Show every line containing "члены" by copying it.

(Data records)
╔══

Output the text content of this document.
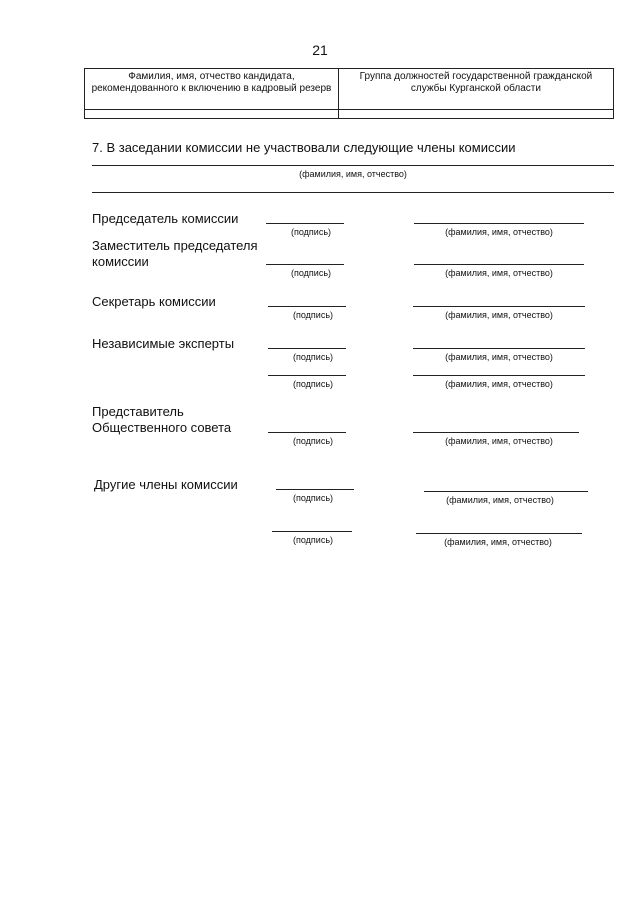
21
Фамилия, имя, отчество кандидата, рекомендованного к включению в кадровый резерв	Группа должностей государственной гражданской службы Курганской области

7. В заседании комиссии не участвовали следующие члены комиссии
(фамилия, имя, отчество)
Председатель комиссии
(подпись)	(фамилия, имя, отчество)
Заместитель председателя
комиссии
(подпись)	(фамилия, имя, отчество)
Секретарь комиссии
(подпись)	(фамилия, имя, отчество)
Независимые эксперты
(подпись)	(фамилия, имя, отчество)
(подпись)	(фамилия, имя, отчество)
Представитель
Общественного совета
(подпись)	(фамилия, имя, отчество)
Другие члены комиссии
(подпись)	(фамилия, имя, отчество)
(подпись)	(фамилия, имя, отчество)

╚══
╔══

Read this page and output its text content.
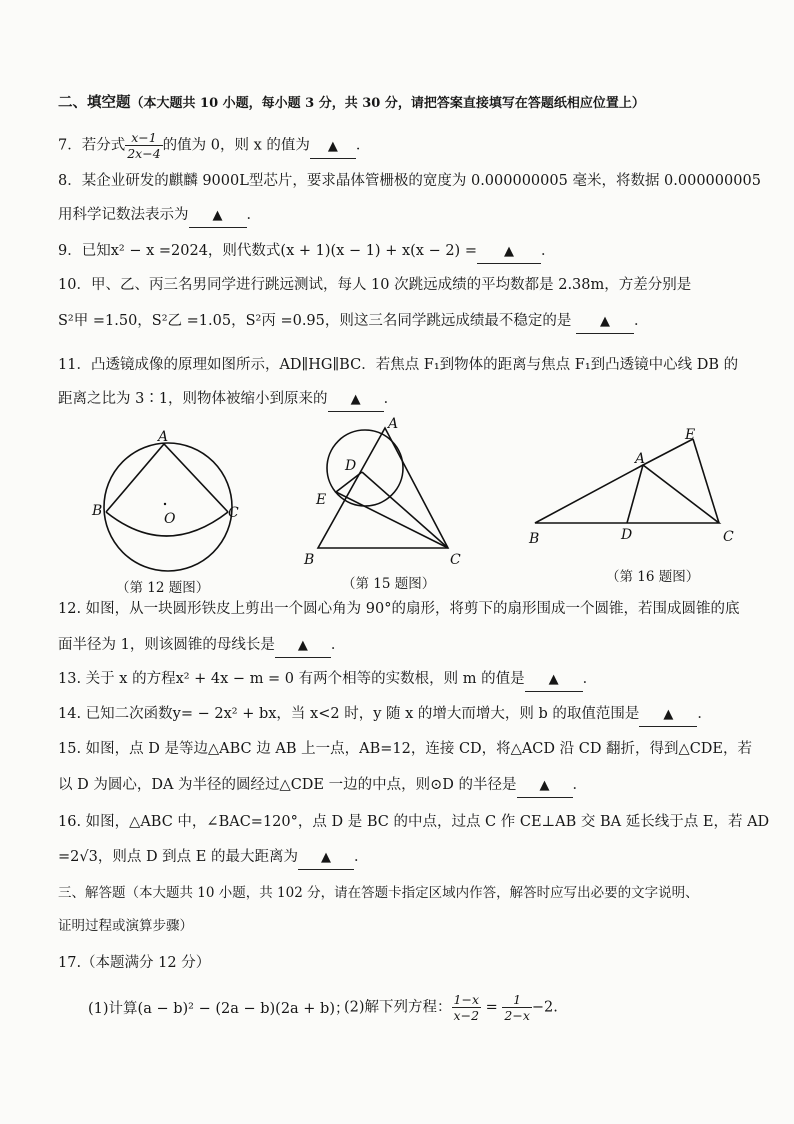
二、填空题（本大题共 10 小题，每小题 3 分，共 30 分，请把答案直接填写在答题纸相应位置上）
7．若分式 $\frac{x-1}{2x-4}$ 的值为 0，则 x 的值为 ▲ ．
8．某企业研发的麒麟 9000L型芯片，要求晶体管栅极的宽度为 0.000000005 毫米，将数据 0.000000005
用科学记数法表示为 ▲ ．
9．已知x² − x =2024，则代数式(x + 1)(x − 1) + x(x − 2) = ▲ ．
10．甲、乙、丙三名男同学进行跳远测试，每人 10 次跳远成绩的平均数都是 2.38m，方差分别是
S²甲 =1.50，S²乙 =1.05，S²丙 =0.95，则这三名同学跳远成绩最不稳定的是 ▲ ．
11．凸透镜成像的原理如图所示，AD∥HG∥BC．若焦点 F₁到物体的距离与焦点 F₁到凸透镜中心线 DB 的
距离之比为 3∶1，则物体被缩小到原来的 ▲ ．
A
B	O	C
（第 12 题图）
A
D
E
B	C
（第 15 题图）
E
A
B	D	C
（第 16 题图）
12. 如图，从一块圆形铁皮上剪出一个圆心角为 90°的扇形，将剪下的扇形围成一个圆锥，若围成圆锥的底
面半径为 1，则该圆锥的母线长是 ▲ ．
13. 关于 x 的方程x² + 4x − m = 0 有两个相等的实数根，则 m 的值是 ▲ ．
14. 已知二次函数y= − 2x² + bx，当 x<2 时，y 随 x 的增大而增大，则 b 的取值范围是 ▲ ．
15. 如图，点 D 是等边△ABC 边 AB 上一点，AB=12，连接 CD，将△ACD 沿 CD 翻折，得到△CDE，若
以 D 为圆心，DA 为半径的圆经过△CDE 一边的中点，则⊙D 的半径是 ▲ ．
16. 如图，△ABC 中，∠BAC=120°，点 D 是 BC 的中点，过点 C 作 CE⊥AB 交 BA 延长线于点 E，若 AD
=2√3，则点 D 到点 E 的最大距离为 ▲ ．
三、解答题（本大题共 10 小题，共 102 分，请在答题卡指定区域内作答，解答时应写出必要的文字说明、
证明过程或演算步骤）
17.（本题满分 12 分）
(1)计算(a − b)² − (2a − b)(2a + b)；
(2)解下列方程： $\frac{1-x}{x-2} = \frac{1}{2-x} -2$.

╚══
╔══

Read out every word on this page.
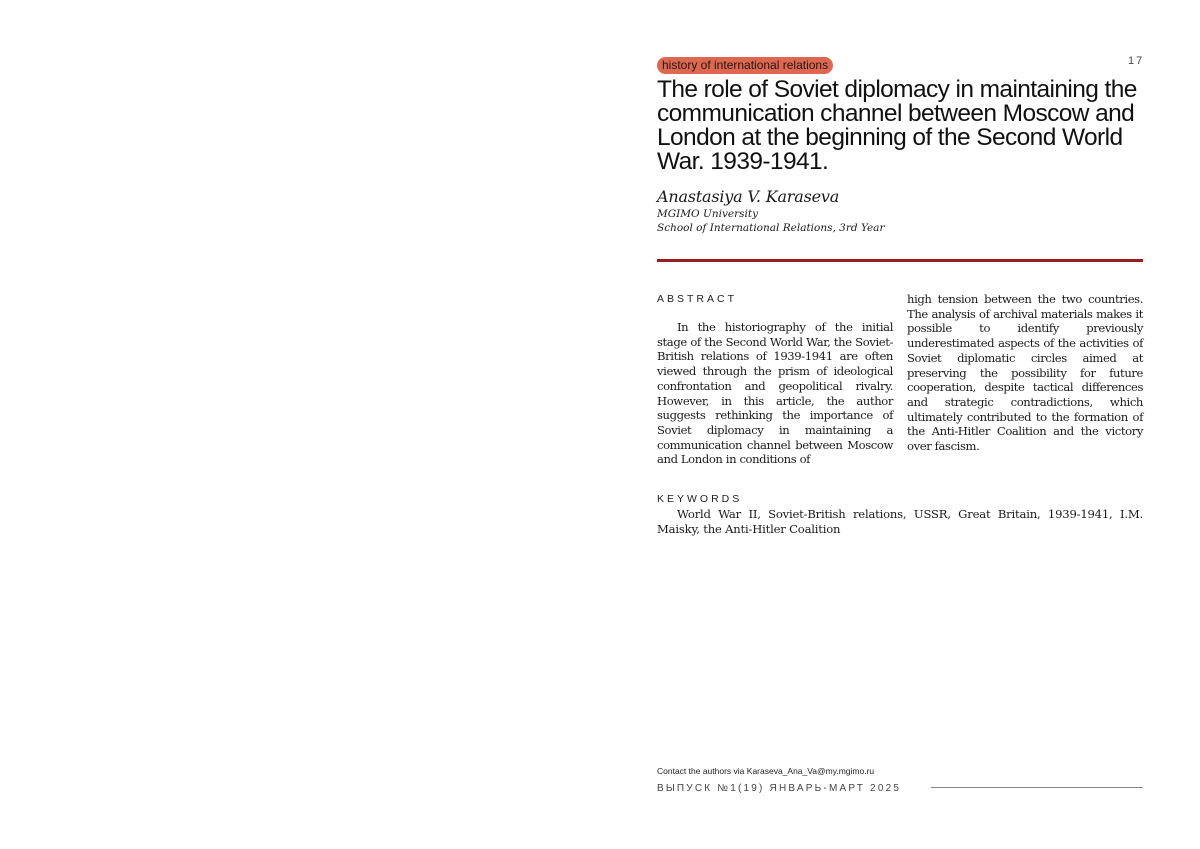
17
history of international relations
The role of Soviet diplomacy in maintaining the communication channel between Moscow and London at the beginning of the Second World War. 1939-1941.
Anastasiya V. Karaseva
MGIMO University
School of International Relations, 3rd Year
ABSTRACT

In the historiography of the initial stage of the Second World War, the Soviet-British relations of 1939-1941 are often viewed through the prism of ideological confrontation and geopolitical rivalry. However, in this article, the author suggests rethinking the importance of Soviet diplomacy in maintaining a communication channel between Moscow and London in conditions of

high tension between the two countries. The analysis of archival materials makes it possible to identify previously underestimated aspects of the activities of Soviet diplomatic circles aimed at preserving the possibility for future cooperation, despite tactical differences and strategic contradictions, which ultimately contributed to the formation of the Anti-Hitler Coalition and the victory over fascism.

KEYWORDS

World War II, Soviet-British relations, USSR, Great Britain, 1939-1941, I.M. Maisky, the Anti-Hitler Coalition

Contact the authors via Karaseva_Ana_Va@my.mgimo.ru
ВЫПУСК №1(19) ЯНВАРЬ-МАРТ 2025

╚══

COMPLETE OUTPUT:
7. В заседании комиссии не участвовали следующие члены комиссии
Другие члены комиссии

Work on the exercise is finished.